Each line that holds the word "einer" is to be identified and copied.

+++ Record set +++

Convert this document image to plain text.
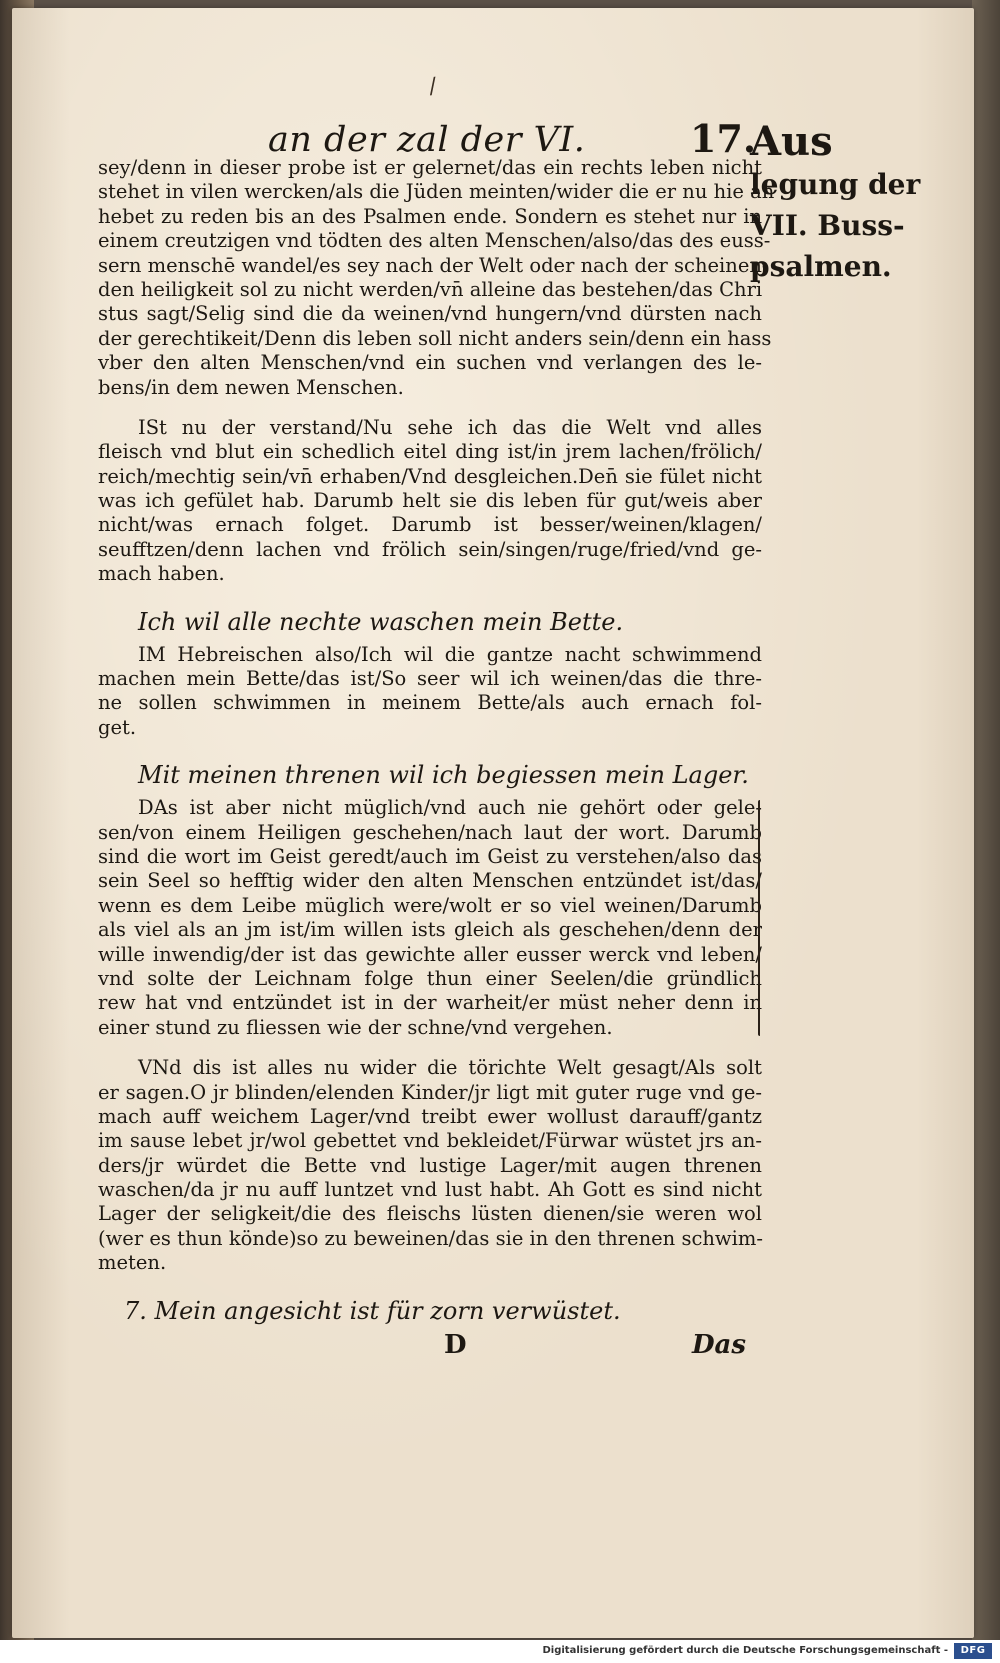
/
an der zal der VI.	17.
Aus
legung der
VII. Buss-
psalmen.
sey/denn in dieser probe ist er gelernet/das ein rechts leben nicht
stehet in vilen wercken/als die Jüden meinten/wider die er nu hie an
hebet zu reden bis an des Psalmen ende. Sondern es stehet nur in
einem creutzigen vnd tödten des alten Menschen/also/das des euss-
sern menschē wandel/es sey nach der Welt oder nach der scheinen-
den heiligkeit sol zu nicht werden/vn̄ alleine das bestehen/das Chri
stus sagt/Selig sind die da weinen/vnd hungern/vnd dürsten nach
der gerechtikeit/Denn dis leben soll nicht anders sein/denn ein hass
vber den alten Menschen/vnd ein suchen vnd verlangen des le-
bens/in dem newen Menschen.
ISt nu der verstand/Nu sehe ich das die Welt vnd alles
fleisch vnd blut ein schedlich eitel ding ist/in jrem lachen/frölich/
reich/mechtig sein/vn̄ erhaben/Vnd desgleichen.Den̄ sie fület nicht
was ich gefület hab. Darumb helt sie dis leben für gut/weis aber
nicht/was ernach folget. Darumb ist besser/weinen/klagen/
seufftzen/denn lachen vnd frölich sein/singen/ruge/fried/vnd ge-
mach haben.
Ich wil alle nechte waschen mein Bette.
IM Hebreischen also/Ich wil die gantze nacht schwimmend
machen mein Bette/das ist/So seer wil ich weinen/das die thre-
ne sollen schwimmen in meinem Bette/als auch ernach fol-
get.
Mit meinen threnen wil ich begiessen mein Lager.
DAs ist aber nicht müglich/vnd auch nie gehört oder gele-
sen/von einem Heiligen geschehen/nach laut der wort. Darumb
sind die wort im Geist geredt/auch im Geist zu verstehen/also das
sein Seel so hefftig wider den alten Menschen entzündet ist/das/
wenn es dem Leibe müglich were/wolt er so viel weinen/Darumb
als viel als an jm ist/im willen ists gleich als geschehen/denn der
wille inwendig/der ist das gewichte aller eusser werck vnd leben/
vnd solte der Leichnam folge thun einer Seelen/die gründlich
rew hat vnd entzündet ist in der warheit/er müst neher denn in
einer stund zu fliessen wie der schne/vnd vergehen.
VNd dis ist alles nu wider die törichte Welt gesagt/Als solt
er sagen.O jr blinden/elenden Kinder/jr ligt mit guter ruge vnd ge-
mach auff weichem Lager/vnd treibt ewer wollust darauff/gantz
im sause lebet jr/wol gebettet vnd bekleidet/Fürwar wüstet jrs an-
ders/jr würdet die Bette vnd lustige Lager/mit augen threnen
waschen/da jr nu auff luntzet vnd lust habt. Ah Gott es sind nicht
Lager der seligkeit/die des fleischs lüsten dienen/sie weren wol
(wer es thun könde)so zu beweinen/das sie in den threnen schwim-
meten.
7. Mein angesicht ist für zorn verwüstet.
D	Das
Digitalisierung gefördert durch die Deutsche Forschungsgemeinschaft -	DFG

+++

> Solution for this exercise:
vnd solte der Leichnam folge thun einer Seelen/die gründlich
einer stund zu fliessen wie der schne/vnd vergehen.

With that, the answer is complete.